Copy all lines below containing "text".

↓↓↓

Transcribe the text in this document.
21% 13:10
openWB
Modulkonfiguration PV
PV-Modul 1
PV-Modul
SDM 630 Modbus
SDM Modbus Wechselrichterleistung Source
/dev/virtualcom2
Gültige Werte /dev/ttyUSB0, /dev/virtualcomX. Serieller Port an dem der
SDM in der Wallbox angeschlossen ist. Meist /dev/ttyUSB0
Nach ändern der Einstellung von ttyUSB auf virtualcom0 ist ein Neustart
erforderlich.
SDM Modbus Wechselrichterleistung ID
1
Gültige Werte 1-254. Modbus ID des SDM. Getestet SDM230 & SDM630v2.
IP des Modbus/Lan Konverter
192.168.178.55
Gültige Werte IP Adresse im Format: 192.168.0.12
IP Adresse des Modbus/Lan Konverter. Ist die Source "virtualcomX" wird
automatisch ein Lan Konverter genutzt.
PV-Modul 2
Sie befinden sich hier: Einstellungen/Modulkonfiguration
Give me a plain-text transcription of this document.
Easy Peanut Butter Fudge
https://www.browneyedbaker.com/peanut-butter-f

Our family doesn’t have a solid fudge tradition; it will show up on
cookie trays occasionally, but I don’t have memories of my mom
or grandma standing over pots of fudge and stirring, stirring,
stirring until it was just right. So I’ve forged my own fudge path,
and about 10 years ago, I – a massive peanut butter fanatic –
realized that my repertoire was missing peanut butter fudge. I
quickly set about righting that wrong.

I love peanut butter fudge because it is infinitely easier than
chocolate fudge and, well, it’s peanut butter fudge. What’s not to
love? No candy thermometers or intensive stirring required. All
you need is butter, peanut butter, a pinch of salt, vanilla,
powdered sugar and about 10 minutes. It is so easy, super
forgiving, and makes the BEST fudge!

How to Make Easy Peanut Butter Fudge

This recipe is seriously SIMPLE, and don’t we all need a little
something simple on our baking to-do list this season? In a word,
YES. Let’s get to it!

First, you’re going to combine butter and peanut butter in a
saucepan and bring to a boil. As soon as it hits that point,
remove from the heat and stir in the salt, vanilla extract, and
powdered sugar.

↑↑↑

EXERCISE RESPONSE:
Transcribe the text in this document.
Give me a plain-text transcription of this document.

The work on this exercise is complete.